··· Dataset content

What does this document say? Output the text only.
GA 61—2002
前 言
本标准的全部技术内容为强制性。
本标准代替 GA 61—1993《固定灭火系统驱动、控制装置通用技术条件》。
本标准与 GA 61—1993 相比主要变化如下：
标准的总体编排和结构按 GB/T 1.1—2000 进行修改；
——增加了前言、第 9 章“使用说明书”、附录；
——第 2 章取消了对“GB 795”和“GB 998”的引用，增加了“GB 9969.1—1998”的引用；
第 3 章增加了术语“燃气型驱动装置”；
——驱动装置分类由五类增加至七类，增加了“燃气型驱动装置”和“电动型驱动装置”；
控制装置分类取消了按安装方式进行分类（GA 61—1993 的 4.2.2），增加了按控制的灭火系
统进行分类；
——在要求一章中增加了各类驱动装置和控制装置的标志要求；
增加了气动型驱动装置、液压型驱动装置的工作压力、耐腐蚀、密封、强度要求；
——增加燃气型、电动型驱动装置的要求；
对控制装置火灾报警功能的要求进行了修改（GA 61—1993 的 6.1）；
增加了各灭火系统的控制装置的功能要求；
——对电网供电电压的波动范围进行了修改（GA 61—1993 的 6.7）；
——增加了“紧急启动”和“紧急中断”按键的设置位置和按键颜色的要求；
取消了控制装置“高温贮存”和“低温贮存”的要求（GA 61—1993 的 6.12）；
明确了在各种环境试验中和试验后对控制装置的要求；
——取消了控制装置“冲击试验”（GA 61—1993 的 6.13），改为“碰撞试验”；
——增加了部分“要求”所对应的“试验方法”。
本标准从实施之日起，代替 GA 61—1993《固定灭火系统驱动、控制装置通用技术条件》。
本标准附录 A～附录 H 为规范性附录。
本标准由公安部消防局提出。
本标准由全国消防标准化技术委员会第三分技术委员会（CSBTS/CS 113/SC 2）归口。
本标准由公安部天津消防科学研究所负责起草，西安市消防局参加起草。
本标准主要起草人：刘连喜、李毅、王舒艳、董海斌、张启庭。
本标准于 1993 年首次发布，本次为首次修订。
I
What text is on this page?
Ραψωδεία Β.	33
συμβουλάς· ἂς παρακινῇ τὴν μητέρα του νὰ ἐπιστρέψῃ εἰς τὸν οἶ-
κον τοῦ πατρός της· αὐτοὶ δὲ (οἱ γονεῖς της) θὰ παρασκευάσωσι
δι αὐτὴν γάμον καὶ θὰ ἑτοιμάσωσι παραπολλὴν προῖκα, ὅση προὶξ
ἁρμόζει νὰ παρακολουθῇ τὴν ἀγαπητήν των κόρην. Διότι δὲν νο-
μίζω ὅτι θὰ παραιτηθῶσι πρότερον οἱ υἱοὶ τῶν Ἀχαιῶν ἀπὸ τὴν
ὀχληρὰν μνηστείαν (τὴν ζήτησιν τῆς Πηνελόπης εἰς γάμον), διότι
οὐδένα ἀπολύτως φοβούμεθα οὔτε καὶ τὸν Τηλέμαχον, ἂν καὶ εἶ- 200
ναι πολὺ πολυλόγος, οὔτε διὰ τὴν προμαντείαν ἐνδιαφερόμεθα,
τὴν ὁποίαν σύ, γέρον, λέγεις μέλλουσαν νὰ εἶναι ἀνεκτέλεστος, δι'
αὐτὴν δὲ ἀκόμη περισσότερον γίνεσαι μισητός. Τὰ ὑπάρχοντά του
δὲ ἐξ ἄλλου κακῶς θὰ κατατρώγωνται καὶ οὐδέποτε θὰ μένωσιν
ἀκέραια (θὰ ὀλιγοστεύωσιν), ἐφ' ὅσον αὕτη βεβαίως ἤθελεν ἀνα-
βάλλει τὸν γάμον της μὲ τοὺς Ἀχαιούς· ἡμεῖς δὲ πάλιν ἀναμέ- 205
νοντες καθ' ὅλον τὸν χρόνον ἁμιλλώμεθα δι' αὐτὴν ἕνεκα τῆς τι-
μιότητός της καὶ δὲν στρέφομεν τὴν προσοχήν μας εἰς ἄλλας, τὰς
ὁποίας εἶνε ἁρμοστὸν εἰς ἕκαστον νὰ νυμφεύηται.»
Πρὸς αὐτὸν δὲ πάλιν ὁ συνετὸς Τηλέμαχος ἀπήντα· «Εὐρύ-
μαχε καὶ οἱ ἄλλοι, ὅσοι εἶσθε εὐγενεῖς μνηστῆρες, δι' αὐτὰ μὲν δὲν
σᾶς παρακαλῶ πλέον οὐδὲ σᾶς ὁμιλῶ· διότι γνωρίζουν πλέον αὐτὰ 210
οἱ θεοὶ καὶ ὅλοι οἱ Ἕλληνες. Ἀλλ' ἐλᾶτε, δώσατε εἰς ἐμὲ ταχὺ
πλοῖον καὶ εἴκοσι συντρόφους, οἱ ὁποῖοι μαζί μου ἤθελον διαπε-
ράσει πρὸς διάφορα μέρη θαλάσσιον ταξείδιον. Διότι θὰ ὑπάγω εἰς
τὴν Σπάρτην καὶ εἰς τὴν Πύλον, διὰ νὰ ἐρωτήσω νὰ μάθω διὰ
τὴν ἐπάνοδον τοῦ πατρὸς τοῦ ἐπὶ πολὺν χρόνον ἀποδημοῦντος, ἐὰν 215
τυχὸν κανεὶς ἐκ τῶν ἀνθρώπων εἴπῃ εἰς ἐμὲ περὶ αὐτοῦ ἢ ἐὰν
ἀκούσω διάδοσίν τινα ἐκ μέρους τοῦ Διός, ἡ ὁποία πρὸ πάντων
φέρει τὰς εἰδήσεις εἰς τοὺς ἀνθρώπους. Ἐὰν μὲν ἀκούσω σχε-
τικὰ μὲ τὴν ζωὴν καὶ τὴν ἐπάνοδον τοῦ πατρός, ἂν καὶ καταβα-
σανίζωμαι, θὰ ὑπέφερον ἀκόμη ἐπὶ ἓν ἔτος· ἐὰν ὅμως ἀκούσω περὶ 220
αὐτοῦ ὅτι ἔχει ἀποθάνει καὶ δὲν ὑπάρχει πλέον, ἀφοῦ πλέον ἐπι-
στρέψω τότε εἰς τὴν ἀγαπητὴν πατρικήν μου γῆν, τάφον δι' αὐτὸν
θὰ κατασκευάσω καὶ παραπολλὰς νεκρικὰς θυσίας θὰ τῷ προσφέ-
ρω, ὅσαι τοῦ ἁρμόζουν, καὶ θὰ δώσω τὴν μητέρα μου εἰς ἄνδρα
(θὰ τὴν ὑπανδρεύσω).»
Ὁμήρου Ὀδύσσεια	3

······

» **Written exercise**:
In the entries above, find every line with the word "αὐτὸν" and list it.

» **Solution for this task**:
Πρὸς αὐτὸν δὲ πάλιν ὁ συνετὸς Τηλέμαχος ἀπήντα· «Εὐρύ-
στρέψω τότε εἰς τὴν ἀγαπητὴν πατρικήν μου γῆν, τάφον δι' αὐτὸν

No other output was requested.